Please give the listing again in its entirety, exactly as written.

Data items
· · · ·

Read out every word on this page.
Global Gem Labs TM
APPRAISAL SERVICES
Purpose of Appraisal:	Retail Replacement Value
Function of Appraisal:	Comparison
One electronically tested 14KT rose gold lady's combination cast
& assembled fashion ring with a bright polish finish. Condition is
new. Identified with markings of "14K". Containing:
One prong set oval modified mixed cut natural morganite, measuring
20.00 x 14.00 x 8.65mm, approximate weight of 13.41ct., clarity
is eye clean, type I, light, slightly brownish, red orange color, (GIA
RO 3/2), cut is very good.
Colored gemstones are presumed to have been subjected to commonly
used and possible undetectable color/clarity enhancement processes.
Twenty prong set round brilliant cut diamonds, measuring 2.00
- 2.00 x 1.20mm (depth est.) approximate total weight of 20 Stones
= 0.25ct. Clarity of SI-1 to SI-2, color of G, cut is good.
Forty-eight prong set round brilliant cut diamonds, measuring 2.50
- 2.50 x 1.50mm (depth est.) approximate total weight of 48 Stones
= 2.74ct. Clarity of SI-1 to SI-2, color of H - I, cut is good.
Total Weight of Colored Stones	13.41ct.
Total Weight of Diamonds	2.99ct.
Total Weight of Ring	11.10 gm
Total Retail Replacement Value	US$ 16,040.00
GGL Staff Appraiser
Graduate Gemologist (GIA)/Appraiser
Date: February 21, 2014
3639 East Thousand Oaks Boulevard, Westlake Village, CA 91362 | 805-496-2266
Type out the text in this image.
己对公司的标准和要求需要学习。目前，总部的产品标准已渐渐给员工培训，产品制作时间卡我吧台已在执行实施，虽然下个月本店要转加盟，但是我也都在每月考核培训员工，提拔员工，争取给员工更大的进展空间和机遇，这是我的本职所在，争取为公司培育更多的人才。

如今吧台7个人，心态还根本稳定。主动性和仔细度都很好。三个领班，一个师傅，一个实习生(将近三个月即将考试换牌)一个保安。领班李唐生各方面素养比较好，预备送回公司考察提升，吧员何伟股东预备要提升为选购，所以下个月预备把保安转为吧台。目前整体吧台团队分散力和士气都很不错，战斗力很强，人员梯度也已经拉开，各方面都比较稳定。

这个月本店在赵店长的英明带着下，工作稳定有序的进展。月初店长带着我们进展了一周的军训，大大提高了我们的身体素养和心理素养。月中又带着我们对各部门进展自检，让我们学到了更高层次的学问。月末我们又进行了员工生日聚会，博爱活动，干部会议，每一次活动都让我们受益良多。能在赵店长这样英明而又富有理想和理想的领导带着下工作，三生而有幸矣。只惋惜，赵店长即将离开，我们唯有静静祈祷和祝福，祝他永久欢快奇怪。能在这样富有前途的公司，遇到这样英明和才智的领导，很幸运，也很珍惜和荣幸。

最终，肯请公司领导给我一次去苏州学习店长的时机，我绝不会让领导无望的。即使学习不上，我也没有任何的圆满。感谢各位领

· · · ·

*RESULT OF THE EXERCISE*.
Read out every word on this page.
Global Gem Labs TM
APPRAISAL SERVICES
Purpose of Appraisal:	Retail Replacement Value
Function of Appraisal:	Comparison
One electronically tested 14KT rose gold lady's combination cast
& assembled fashion ring with a bright polish finish. Condition is
new. Identified with markings of "14K". Containing:
One prong set oval modified mixed cut natural morganite, measuring
20.00 x 14.00 x 8.65mm, approximate weight of 13.41ct., clarity
is eye clean, type I, light, slightly brownish, red orange color, (GIA
RO 3/2), cut is very good.
Colored gemstones are presumed to have been subjected to commonly
used and possible undetectable color/clarity enhancement processes.
Twenty prong set round brilliant cut diamonds, measuring 2.00
- 2.00 x 1.20mm (depth est.) approximate total weight of 20 Stones
= 0.25ct. Clarity of SI-1 to SI-2, color of G, cut is good.
Forty-eight prong set round brilliant cut diamonds, measuring 2.50
- 2.50 x 1.50mm (depth est.) approximate total weight of 48 Stones
= 2.74ct. Clarity of SI-1 to SI-2, color of H - I, cut is good.
Total Weight of Colored Stones	13.41ct.
Total Weight of Diamonds	2.99ct.
Total Weight of Ring	11.10 gm
Total Retail Replacement Value	US$ 16,040.00
GGL Staff Appraiser
Graduate Gemologist (GIA)/Appraiser
Date: February 21, 2014
3639 East Thousand Oaks Boulevard, Westlake Village, CA 91362 | 805-496-2266
Type out the text in this image.
己对公司的标准和要求需要学习。目前，总部的产品标准已渐渐给员工培训，产品制作时间卡我吧台已在执行实施，虽然下个月本店要转加盟，但是我也都在每月考核培训员工，提拔员工，争取给员工更大的进展空间和机遇，这是我的本职所在，争取为公司培育更多的人才。

如今吧台7个人，心态还根本稳定。主动性和仔细度都很好。三个领班，一个师傅，一个实习生(将近三个月即将考试换牌)一个保安。领班李唐生各方面素养比较好，预备送回公司考察提升，吧员何伟股东预备要提升为选购，所以下个月预备把保安转为吧台。目前整体吧台团队分散力和士气都很不错，战斗力很强，人员梯度也已经拉开，各方面都比较稳定。

这个月本店在赵店长的英明带着下，工作稳定有序的进展。月初店长带着我们进展了一周的军训，大大提高了我们的身体素养和心理素养。月中又带着我们对各部门进展自检，让我们学到了更高层次的学问。月末我们又进行了员工生日聚会，博爱活动，干部会议，每一次活动都让我们受益良多。能在赵店长这样英明而又富有理想和理想的领导带着下工作，三生而有幸矣。只惋惜，赵店长即将离开，我们唯有静静祈祷和祝福，祝他永久欢快奇怪。能在这样富有前途的公司，遇到这样英明和才智的领导，很幸运，也很珍惜和荣幸。

最终，肯请公司领导给我一次去苏州学习店长的时机，我绝不会让领导无望的。即使学习不上，我也没有任何的圆满。感谢各位领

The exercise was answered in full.